● **Exercise brief**
From the entries below, pull out each line where "Louys" appears.

• • • • • • •

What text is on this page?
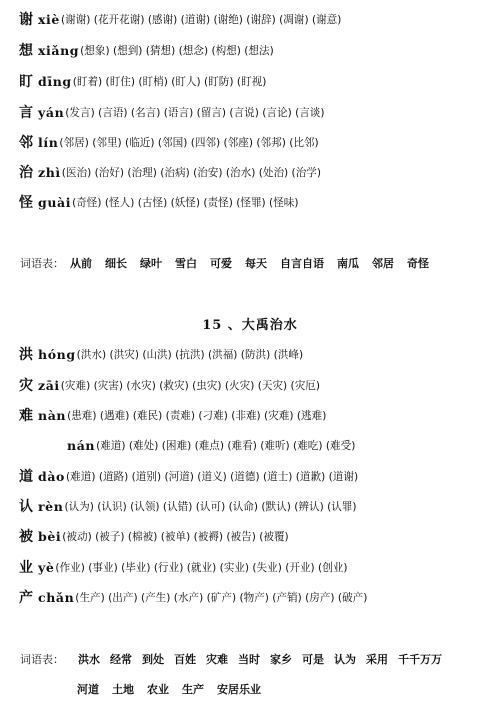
谢 xiè (谢谢) (花开花谢) (感谢) (道谢) (谢绝) (谢辞) (凋谢) (谢意)
想 xiǎng (想象) (想到) (猜想) (想念) (构想) (想法)
盯 dīng (盯着) (盯住) (盯梢) (盯人) (盯防) (盯视)
言 yán (发言) (言语) (名言) (语言) (留言) (言说) (言论) (言谈)
邻 lín (邻居) (邻里) (临近) (邻国) (四邻) (邻座) (邻邦) (比邻)
治 zhì (医治) (治好) (治理) (治病) (治安) (治水) (处治) (治学)
怪 guài (奇怪) (怪人) (古怪) (妖怪) (责怪) (怪罪) (怪味)
词语表： 从前 细长 绿叶 雪白 可爱 每天 自言自语 南瓜 邻居 奇怪
15 、大禹治水
洪 hóng (洪水) (洪灾) (山洪) (抗洪) (洪福) (防洪) (洪峰)
灾 zāi (灾难) (灾害) (水灾) (救灾) (虫灾) (火灾) (天灾) (灾厄)
难 nàn (患难) (遇难) (难民) (责难) (刁难) (非难) (灾难) (逃难)
nán (难道) (难处) (困难) (难点) (难看) (难听) (难吃) (难受)
道 dào (难道) (道路) (道别) (河道) (道义) (道德) (道士) (道歉) (道谢)
认 rèn (认为) (认识) (认领) (认错) (认可) (认命) (默认) (辨认) (认罪)
被 bèi (被动) (被子) (棉被) (被单) (被褥) (被告) (被覆)
业 yè (作业) (事业) (毕业) (行业) (就业) (实业) (失业) (开业) (创业)
产 chǎn (生产) (出产) (产生) (水产) (矿产) (物产) (产销) (房产) (破产)
词语表： 洪水 经常 到处 百姓 灾难 当时 家乡 可是 认为 采用 千千万万
河道 土地 农业 生产 安居乐业
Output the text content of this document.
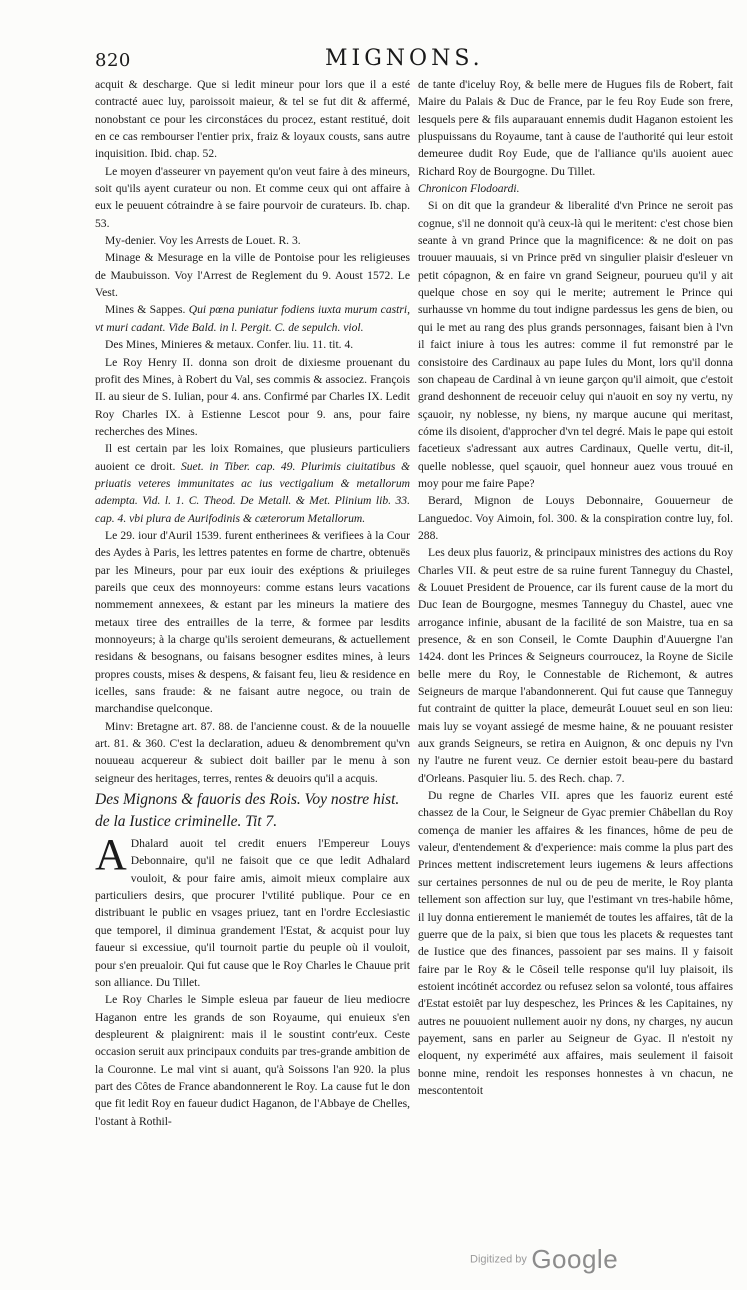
820	MIGNONS.

acquit & descharge. Que si ledit mineur pour lors que il a esté contracté auec luy, paroissoit maieur, & tel se fut dit & affermé, nonobstant ce pour les circonstáces du procez, estant restitué, doit en ce cas rembourser l'entier prix, fraiz & loyaux cousts, sans autre inquisition. Ibid. chap. 52.

Le moyen d'asseurer vn payement qu'on veut faire à des mineurs, soit qu'ils ayent curateur ou non. Et comme ceux qui ont affaire à eux le peuuent cótraindre à se faire pourvoir de curateurs. Ib. chap. 53.

My-denier. Voy les Arrests de Louet. R. 3.

Minage & Mesurage en la ville de Pontoise pour les religieuses de Maubuisson. Voy l'Arrest de Reglement du 9. Aoust 1572. Le Vest.

Mines & Sappes. Qui pœna puniatur fodiens iuxta murum castri, vt muri cadant. Vide Bald. in l. Pergit. C. de sepulch. viol.

Des Mines, Minieres & metaux. Confer. liu. 11. tit. 4.

Le Roy Henry II. donna son droit de dixiesme prouenant du profit des Mines, à Robert du Val, ses commis & associez. François II. au sieur de S. Iulian, pour 4. ans. Confirmé par Charles IX. Ledit Roy Charles IX. à Estienne Lescot pour 9. ans, pour faire recherches des Mines.

Il est certain par les loix Romaines, que plusieurs particuliers auoient ce droit. Suet. in Tiber. cap. 49. Plurimis ciuitatibus & priuatis veteres immunitates ac ius vectigalium & metallorum adempta. Vid. l. 1. C. Theod. De Metall. & Met. Plinium lib. 33. cap. 4. vbi plura de Aurifodinis & cæterorum Metallorum.

Le 29. iour d'Auril 1539. furent entherinees & verifiees à la Cour des Aydes à Paris, les lettres patentes en forme de chartre, obtenuës par les Mineurs, pour par eux iouir des exéptions & priuileges pareils que ceux des monnoyeurs: comme estans leurs vacations nommement annexees, & estant par les mineurs la matiere des metaux tiree des entrailles de la terre, & formee par lesdits monnoyeurs; à la charge qu'ils seroient demeurans, & actuellement residans & besognans, ou faisans besogner esdites mines, à leurs propres cousts, mises & despens, & faisant feu, lieu & residence en icelles, sans fraude: & ne faisant autre negoce, ou train de marchandise quelconque.

Minv: Bretagne art. 87. 88. de l'ancienne coust. & de la nouuelle art. 81. & 360. C'est la declaration, adueu & denombrement qu'vn nouueau acquereur & subiect doit bailler par le menu à son seigneur des heritages, terres, rentes & deuoirs qu'il a acquis.

Des Mignons & fauoris des Rois. Voy nostre hist. de la Iustice criminelle. Tit 7.

A Dhalard auoit tel credit enuers l'Empereur Louys Debonnaire, qu'il ne faisoit que ce que ledit Adhalard vouloit, & pour faire amis, aimoit mieux complaire aux particuliers desirs, que procurer l'vtilité publique. Pour ce en distribuant le public en vsages priuez, tant en l'ordre Ecclesiastic que temporel, il diminua grandement l'Estat, & acquist pour luy faueur si excessiue, qu'il tournoit partie du peuple où il vouloit, pour s'en preualoir. Qui fut cause que le Roy Charles le Chauue prit son alliance. Du Tillet.

Le Roy Charles le Simple esleua par faueur de lieu mediocre Haganon entre les grands de son Royaume, qui enuieux s'en despleurent & plaignirent: mais il le soustint contr'eux. Ceste occasion seruit aux principaux conduits par tres-grande ambition de la Couronne. Le mal vint si auant, qu'à Soissons l'an 920. la plus part des Côtes de France abandonnerent le Roy. La cause fut le don que fit ledit Roy en faueur dudict Haganon, de l'Abbaye de Chelles, l'ostant à Rothil-

de tante d'iceluy Roy, & belle mere de Hugues fils de Robert, fait Maire du Palais & Duc de France, par le feu Roy Eude son frere, lesquels pere & fils auparauant ennemis dudit Haganon estoient les pluspuissans du Royaume, tant à cause de l'authorité qui leur estoit demeuree dudit Roy Eude, que de l'alliance qu'ils auoient auec Richard Roy de Bourgogne. Du Tillet.

Chronicon Flodoardi.

Si on dit que la grandeur & liberalité d'vn Prince ne seroit pas cognue, s'il ne donnoit qu'à ceux-là qui le meritent: c'est chose bien seante à vn grand Prince que la magnificence: & ne doit on pas trouuer mauuais, si vn Prince prēd vn singulier plaisir d'esleuer vn petit cópagnon, & en faire vn grand Seigneur, pourueu qu'il y ait quelque chose en soy qui le merite; autrement le Prince qui surhausse vn homme du tout indigne pardessus les gens de bien, ou qui le met au rang des plus grands personnages, faisant bien à l'vn il faict iniure à tous les autres: comme il fut remonstré par le consistoire des Cardinaux au pape Iules du Mont, lors qu'il donna son chapeau de Cardinal à vn ieune garçon qu'il aimoit, que c'estoit grand deshonnent de receuoir celuy qui n'auoit en soy ny vertu, ny sçauoir, ny noblesse, ny biens, ny marque aucune qui meritast, cóme ils disoient, d'approcher d'vn tel degré. Mais le pape qui estoit facetieux s'adressant aux autres Cardinaux, Quelle vertu, dit-il, quelle noblesse, quel sçauoir, quel honneur auez vous trouué en moy pour me faire Pape?

Berard, Mignon de Louys Debonnaire, Gouuerneur de Languedoc. Voy Aimoin, fol. 300. & la conspiration contre luy, fol. 288.

Les deux plus fauoriz, & principaux ministres des actions du Roy Charles VII. & peut estre de sa ruine furent Tanneguy du Chastel, & Louuet President de Prouence, car ils furent cause de la mort du Duc Iean de Bourgogne, mesmes Tanneguy du Chastel, auec vne arrogance infinie, abusant de la facilité de son Maistre, tua en sa presence, & en son Conseil, le Comte Dauphin d'Auuergne l'an 1424. dont les Princes & Seigneurs courroucez, la Royne de Sicile belle mere du Roy, le Connestable de Richemont, & autres Seigneurs de marque l'abandonnerent. Qui fut cause que Tanneguy fut contraint de quitter la place, demeurât Louuet seul en son lieu: mais luy se voyant assiegé de mesme haine, & ne pouuant resister aux grands Seigneurs, se retira en Auignon, & onc depuis ny l'vn ny l'autre ne furent veuz. Ce dernier estoit beau-pere du bastard d'Orleans. Pasquier liu. 5. des Rech. chap. 7.

Du regne de Charles VII. apres que les fauoriz eurent esté chassez de la Cour, le Seigneur de Gyac premier Châbellan du Roy comença de manier les affaires & les finances, hôme de peu de valeur, d'entendement & d'experience: mais comme la plus part des Princes mettent indiscretement leurs iugemens & leurs affections sur certaines personnes de nul ou de peu de merite, le Roy planta tellement son affection sur luy, que l'estimant vn tres-habile hôme, il luy donna entierement le maniemét de toutes les affaires, tât de la guerre que de la paix, si bien que tous les placets & requestes tant de Iustice que des finances, passoient par ses mains. Il y faisoit faire par le Roy & le Côseil telle response qu'il luy plaisoit, ils estoient incótinét accordez ou refusez selon sa volonté, tous affaires d'Estat estoiêt par luy despeschez, les Princes & les Capitaines, ny autres ne pouuoient nullement auoir ny dons, ny charges, ny aucun payement, sans en parler au Seigneur de Gyac. Il n'estoit ny eloquent, ny experimété aux affaires, mais seulement il faisoit bonne mine, rendoit les responses honnestes à vn chacun, ne mescontentoit

Digitized by Google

• • • • • • •

● **Result for this exercise**
A Dhalard auoit tel credit enuers l'Empereur Louys Debonnaire, qu'il ne faisoit que ce que ledit Adhalard vouloit, & pour faire amis, aimoit mieux complaire aux particuliers desirs, que procurer l'vtilité publique. Pour ce en distribuant le public en vsages priuez, tant en l'ordre Ecclesiastic que temporel, il diminua grandement l'Estat, & acquist pour luy faueur si excessiue, qu'il tournoit partie du peuple où il vouloit, pour s'en preualoir. Qui fut cause que le Roy Charles le Chauue prit son alliance. Du Tillet.
Berard, Mignon de Louys Debonnaire, Gouuerneur de Languedoc. Voy Aimoin, fol. 300. & la conspiration contre luy, fol. 288.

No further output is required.